(Collection entries)
%%
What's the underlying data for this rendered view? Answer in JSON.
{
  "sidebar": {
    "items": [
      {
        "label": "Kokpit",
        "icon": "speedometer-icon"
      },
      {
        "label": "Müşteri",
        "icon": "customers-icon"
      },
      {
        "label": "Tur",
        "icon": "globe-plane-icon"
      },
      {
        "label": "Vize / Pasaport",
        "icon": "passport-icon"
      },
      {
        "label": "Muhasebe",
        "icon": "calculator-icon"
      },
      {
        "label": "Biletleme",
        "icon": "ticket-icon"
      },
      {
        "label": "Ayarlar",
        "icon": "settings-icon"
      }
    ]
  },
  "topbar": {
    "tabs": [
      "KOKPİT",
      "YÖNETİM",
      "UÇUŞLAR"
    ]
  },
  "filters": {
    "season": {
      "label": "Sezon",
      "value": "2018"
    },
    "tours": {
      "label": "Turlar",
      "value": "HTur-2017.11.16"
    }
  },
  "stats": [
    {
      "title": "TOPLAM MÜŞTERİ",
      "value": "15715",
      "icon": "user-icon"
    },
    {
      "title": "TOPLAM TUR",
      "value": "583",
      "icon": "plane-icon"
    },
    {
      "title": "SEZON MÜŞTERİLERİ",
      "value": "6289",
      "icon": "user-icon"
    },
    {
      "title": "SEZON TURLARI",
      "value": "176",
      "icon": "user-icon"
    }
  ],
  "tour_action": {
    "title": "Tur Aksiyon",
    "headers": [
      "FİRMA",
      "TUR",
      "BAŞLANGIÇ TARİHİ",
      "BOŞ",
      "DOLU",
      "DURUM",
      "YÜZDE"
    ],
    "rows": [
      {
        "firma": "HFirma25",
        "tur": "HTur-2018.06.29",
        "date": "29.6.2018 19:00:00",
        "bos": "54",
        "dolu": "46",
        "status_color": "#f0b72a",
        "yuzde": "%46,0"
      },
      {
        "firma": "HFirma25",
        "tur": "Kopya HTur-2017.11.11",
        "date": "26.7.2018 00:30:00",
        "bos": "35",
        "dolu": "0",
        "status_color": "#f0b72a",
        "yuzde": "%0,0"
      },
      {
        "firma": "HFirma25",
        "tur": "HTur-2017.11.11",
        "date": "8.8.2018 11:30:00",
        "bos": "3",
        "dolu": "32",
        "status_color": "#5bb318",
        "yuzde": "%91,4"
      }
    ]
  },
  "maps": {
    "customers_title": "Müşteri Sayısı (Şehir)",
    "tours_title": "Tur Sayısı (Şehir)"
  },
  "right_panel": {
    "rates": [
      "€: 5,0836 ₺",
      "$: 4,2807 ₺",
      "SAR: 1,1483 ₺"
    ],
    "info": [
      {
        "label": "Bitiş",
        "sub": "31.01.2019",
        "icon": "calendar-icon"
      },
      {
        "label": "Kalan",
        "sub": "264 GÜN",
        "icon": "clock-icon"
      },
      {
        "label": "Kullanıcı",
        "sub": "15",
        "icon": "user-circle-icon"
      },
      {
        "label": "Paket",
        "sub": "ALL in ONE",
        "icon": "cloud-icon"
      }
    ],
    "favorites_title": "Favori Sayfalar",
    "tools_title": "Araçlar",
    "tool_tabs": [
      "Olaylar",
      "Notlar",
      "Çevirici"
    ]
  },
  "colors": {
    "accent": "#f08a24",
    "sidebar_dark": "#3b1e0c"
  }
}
%%
The exercise:
Repeat every entry exactly as written above.

Full response:
What's the underlying data for this rendered view? Answer in JSON.
{
  "sidebar": {
    "items": [
      {
        "label": "Kokpit",
        "icon": "speedometer-icon"
      },
      {
        "label": "Müşteri",
        "icon": "customers-icon"
      },
      {
        "label": "Tur",
        "icon": "globe-plane-icon"
      },
      {
        "label": "Vize / Pasaport",
        "icon": "passport-icon"
      },
      {
        "label": "Muhasebe",
        "icon": "calculator-icon"
      },
      {
        "label": "Biletleme",
        "icon": "ticket-icon"
      },
      {
        "label": "Ayarlar",
        "icon": "settings-icon"
      }
    ]
  },
  "topbar": {
    "tabs": [
      "KOKPİT",
      "YÖNETİM",
      "UÇUŞLAR"
    ]
  },
  "filters": {
    "season": {
      "label": "Sezon",
      "value": "2018"
    },
    "tours": {
      "label": "Turlar",
      "value": "HTur-2017.11.16"
    }
  },
  "stats": [
    {
      "title": "TOPLAM MÜŞTERİ",
      "value": "15715",
      "icon": "user-icon"
    },
    {
      "title": "TOPLAM TUR",
      "value": "583",
      "icon": "plane-icon"
    },
    {
      "title": "SEZON MÜŞTERİLERİ",
      "value": "6289",
      "icon": "user-icon"
    },
    {
      "title": "SEZON TURLARI",
      "value": "176",
      "icon": "user-icon"
    }
  ],
  "tour_action": {
    "title": "Tur Aksiyon",
    "headers": [
      "FİRMA",
      "TUR",
      "BAŞLANGIÇ TARİHİ",
      "BOŞ",
      "DOLU",
      "DURUM",
      "YÜZDE"
    ],
    "rows": [
      {
        "firma": "HFirma25",
        "tur": "HTur-2018.06.29",
        "date": "29.6.2018 19:00:00",
        "bos": "54",
        "dolu": "46",
        "status_color": "#f0b72a",
        "yuzde": "%46,0"
      },
      {
        "firma": "HFirma25",
        "tur": "Kopya HTur-2017.11.11",
        "date": "26.7.2018 00:30:00",
        "bos": "35",
        "dolu": "0",
        "status_color": "#f0b72a",
        "yuzde": "%0,0"
      },
      {
        "firma": "HFirma25",
        "tur": "HTur-2017.11.11",
        "date": "8.8.2018 11:30:00",
        "bos": "3",
        "dolu": "32",
        "status_color": "#5bb318",
        "yuzde": "%91,4"
      }
    ]
  },
  "maps": {
    "customers_title": "Müşteri Sayısı (Şehir)",
    "tours_title": "Tur Sayısı (Şehir)"
  },
  "right_panel": {
    "rates": [
      "€: 5,0836 ₺",
      "$: 4,2807 ₺",
      "SAR: 1,1483 ₺"
    ],
    "info": [
      {
        "label": "Bitiş",
        "sub": "31.01.2019",
        "icon": "calendar-icon"
      },
      {
        "label": "Kalan",
        "sub": "264 GÜN",
        "icon": "clock-icon"
      },
      {
        "label": "Kullanıcı",
        "sub": "15",
        "icon": "user-circle-icon"
      },
      {
        "label": "Paket",
        "sub": "ALL in ONE",
        "icon": "cloud-icon"
      }
    ],
    "favorites_title": "Favori Sayfalar",
    "tools_title": "Araçlar",
    "tool_tabs": [
      "Olaylar",
      "Notlar",
      "Çevirici"
    ]
  },
  "colors": {
    "accent": "#f08a24",
    "sidebar_dark": "#3b1e0c"
  }
}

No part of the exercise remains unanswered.